• Task
Copy every line that contains the string "item" from the entries below.
──────────────────────────────
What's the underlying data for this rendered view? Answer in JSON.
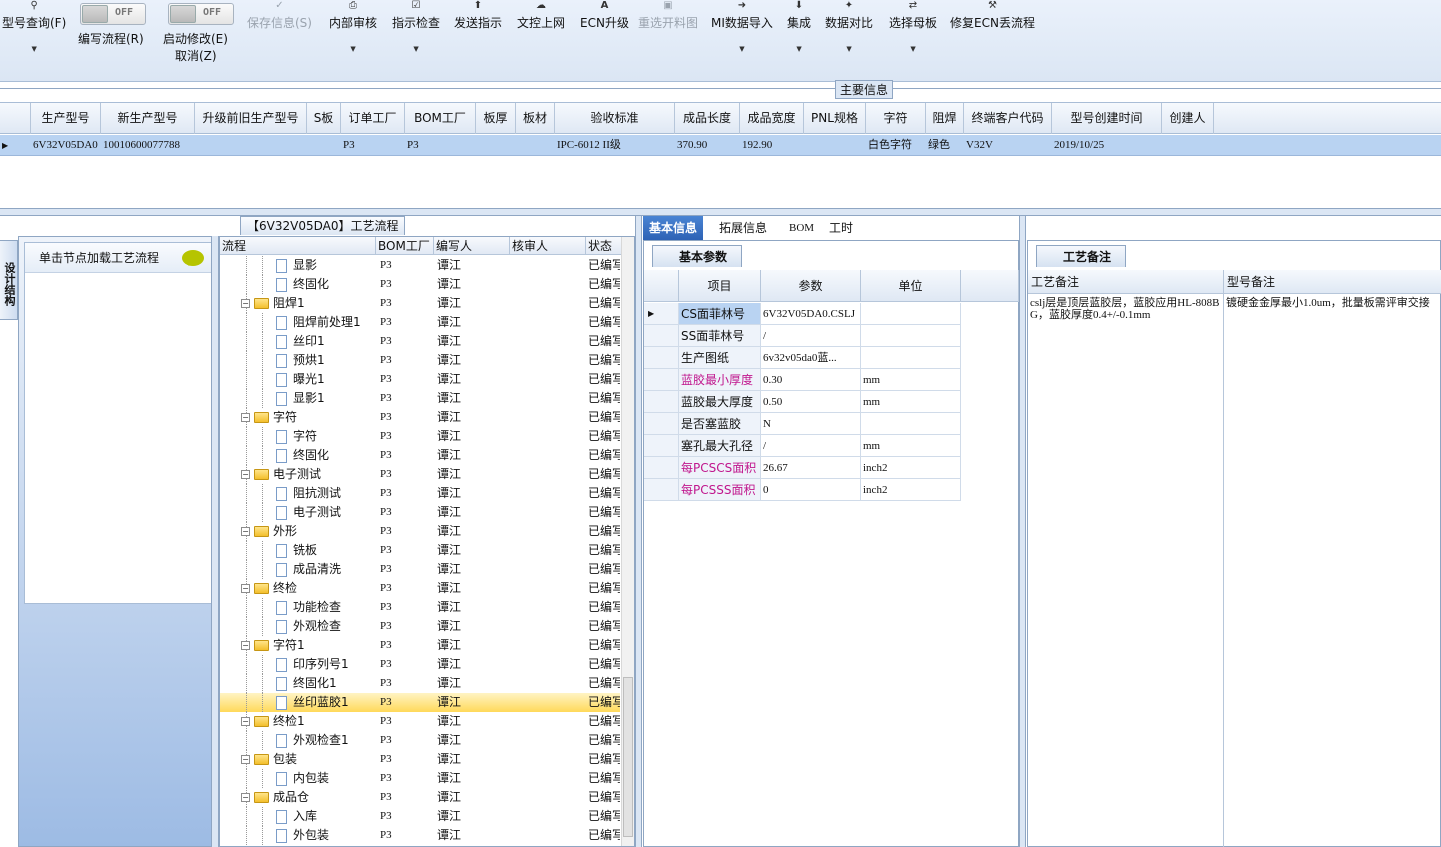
{
  "toolbar": {
    "query": "型号查询(F)",
    "write_flow": "编写流程(R)",
    "start_modify": "启动修改(E)",
    "cancel": "取消(Z)",
    "toggle_off_1": "OFF",
    "toggle_off_2": "OFF",
    "save_info": "保存信息(S)",
    "internal_review": "内部审核",
    "instr_check": "指示检查",
    "send_instr": "发送指示",
    "doc_upload": "文控上网",
    "ecn_upgrade": "ECN升级",
    "reselect_drawing": "重选开料图",
    "mi_import": "MI数据导入",
    "integrate": "集成",
    "data_compare": "数据对比",
    "select_board": "选择母板",
    "fix_ecn": "修复ECN丢流程"
  },
  "main_info_label": "主要信息",
  "top_grid": {
    "headers": [
      "生产型号",
      "新生产型号",
      "升级前旧生产型号",
      "S板",
      "订单工厂",
      "BOM工厂",
      "板厚",
      "板材",
      "验收标准",
      "成品长度",
      "成品宽度",
      "PNL规格",
      "字符",
      "阻焊",
      "终端客户代码",
      "型号创建时间",
      "创建人"
    ],
    "row": [
      "6V32V05DA0",
      "10010600077788",
      "",
      "",
      "P3",
      "P3",
      "",
      "",
      "IPC-6012 II级",
      "370.90",
      "192.90",
      "",
      "白色字符",
      "绿色",
      "V32V",
      "2019/10/25",
      ""
    ]
  },
  "left_panel": {
    "side_tab": "设计结构",
    "hint": "单击节点加载工艺流程"
  },
  "process": {
    "title": "【6V32V05DA0】工艺流程",
    "headers": [
      "流程",
      "BOM工厂",
      "编写人",
      "核审人",
      "状态"
    ],
    "rows": [
      {
        "name": "显影",
        "level": 2,
        "bom": "P3",
        "writer": "谭江",
        "status": "已编写"
      },
      {
        "name": "终固化",
        "level": 2,
        "bom": "P3",
        "writer": "谭江",
        "status": "已编写"
      },
      {
        "name": "阻焊1",
        "level": 1,
        "bom": "P3",
        "writer": "谭江",
        "status": "已编写"
      },
      {
        "name": "阻焊前处理1",
        "level": 2,
        "bom": "P3",
        "writer": "谭江",
        "status": "已编写"
      },
      {
        "name": "丝印1",
        "level": 2,
        "bom": "P3",
        "writer": "谭江",
        "status": "已编写"
      },
      {
        "name": "预烘1",
        "level": 2,
        "bom": "P3",
        "writer": "谭江",
        "status": "已编写"
      },
      {
        "name": "曝光1",
        "level": 2,
        "bom": "P3",
        "writer": "谭江",
        "status": "已编写"
      },
      {
        "name": "显影1",
        "level": 2,
        "bom": "P3",
        "writer": "谭江",
        "status": "已编写"
      },
      {
        "name": "字符",
        "level": 1,
        "bom": "P3",
        "writer": "谭江",
        "status": "已编写"
      },
      {
        "name": "字符",
        "level": 2,
        "bom": "P3",
        "writer": "谭江",
        "status": "已编写"
      },
      {
        "name": "终固化",
        "level": 2,
        "bom": "P3",
        "writer": "谭江",
        "status": "已编写"
      },
      {
        "name": "电子测试",
        "level": 1,
        "bom": "P3",
        "writer": "谭江",
        "status": "已编写"
      },
      {
        "name": "阻抗测试",
        "level": 2,
        "bom": "P3",
        "writer": "谭江",
        "status": "已编写"
      },
      {
        "name": "电子测试",
        "level": 2,
        "bom": "P3",
        "writer": "谭江",
        "status": "已编写"
      },
      {
        "name": "外形",
        "level": 1,
        "bom": "P3",
        "writer": "谭江",
        "status": "已编写"
      },
      {
        "name": "铣板",
        "level": 2,
        "bom": "P3",
        "writer": "谭江",
        "status": "已编写"
      },
      {
        "name": "成品清洗",
        "level": 2,
        "bom": "P3",
        "writer": "谭江",
        "status": "已编写"
      },
      {
        "name": "终检",
        "level": 1,
        "bom": "P3",
        "writer": "谭江",
        "status": "已编写"
      },
      {
        "name": "功能检查",
        "level": 2,
        "bom": "P3",
        "writer": "谭江",
        "status": "已编写"
      },
      {
        "name": "外观检查",
        "level": 2,
        "bom": "P3",
        "writer": "谭江",
        "status": "已编写"
      },
      {
        "name": "字符1",
        "level": 1,
        "bom": "P3",
        "writer": "谭江",
        "status": "已编写"
      },
      {
        "name": "印序列号1",
        "level": 2,
        "bom": "P3",
        "writer": "谭江",
        "status": "已编写"
      },
      {
        "name": "终固化1",
        "level": 2,
        "bom": "P3",
        "writer": "谭江",
        "status": "已编写"
      },
      {
        "name": "丝印蓝胶1",
        "level": 2,
        "bom": "P3",
        "writer": "谭江",
        "status": "已编写",
        "selected": true
      },
      {
        "name": "终检1",
        "level": 1,
        "bom": "P3",
        "writer": "谭江",
        "status": "已编写"
      },
      {
        "name": "外观检查1",
        "level": 2,
        "bom": "P3",
        "writer": "谭江",
        "status": "已编写"
      },
      {
        "name": "包装",
        "level": 1,
        "bom": "P3",
        "writer": "谭江",
        "status": "已编写"
      },
      {
        "name": "内包装",
        "level": 2,
        "bom": "P3",
        "writer": "谭江",
        "status": "已编写"
      },
      {
        "name": "成品仓",
        "level": 1,
        "bom": "P3",
        "writer": "谭江",
        "status": "已编写"
      },
      {
        "name": "入库",
        "level": 2,
        "bom": "P3",
        "writer": "谭江",
        "status": "已编写"
      },
      {
        "name": "外包装",
        "level": 2,
        "bom": "P3",
        "writer": "谭江",
        "status": "已编写"
      }
    ]
  },
  "tabs": [
    "基本信息",
    "拓展信息",
    "BOM",
    "工时"
  ],
  "basic": {
    "title": "基本参数",
    "headers": [
      "项目",
      "参数",
      "单位"
    ],
    "rows": [
      {
        "item": "CS面菲林号",
        "value": "6V32V05DA0.CSLJ",
        "unit": "",
        "style": "hl"
      },
      {
        "item": "SS面菲林号",
        "value": "/",
        "unit": "",
        "style": ""
      },
      {
        "item": "生产图纸",
        "value": "6v32v05da0蓝...",
        "unit": "",
        "style": ""
      },
      {
        "item": "蓝胶最小厚度",
        "value": "0.30",
        "unit": "mm",
        "style": "pink"
      },
      {
        "item": "蓝胶最大厚度",
        "value": "0.50",
        "unit": "mm",
        "style": ""
      },
      {
        "item": "是否塞蓝胶",
        "value": "N",
        "unit": "",
        "style": ""
      },
      {
        "item": "塞孔最大孔径",
        "value": "/",
        "unit": "mm",
        "style": ""
      },
      {
        "item": "每PCSCS面积",
        "value": "26.67",
        "unit": "inch2",
        "style": "pink"
      },
      {
        "item": "每PCSSS面积",
        "value": "0",
        "unit": "inch2",
        "style": "pink"
      }
    ]
  },
  "remarks": {
    "title": "工艺备注",
    "headers": [
      "工艺备注",
      "型号备注"
    ],
    "process_remark": "cslj层是顶层蓝胶层，蓝胶应用HL-808BG，蓝胶厚度0.4+/-0.1mm",
    "model_remark": "镀硬金金厚最小1.0um，批量板需评审交接"
  }
}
──────────────────────────────
• Written answer
        "item": "CS面菲林号",
        "item": "SS面菲林号",
        "item": "生产图纸",
        "item": "蓝胶最小厚度",
        "item": "蓝胶最大厚度",
        "item": "是否塞蓝胶",
        "item": "塞孔最大孔径",
        "item": "每PCSCS面积",
        "item": "每PCSSS面积",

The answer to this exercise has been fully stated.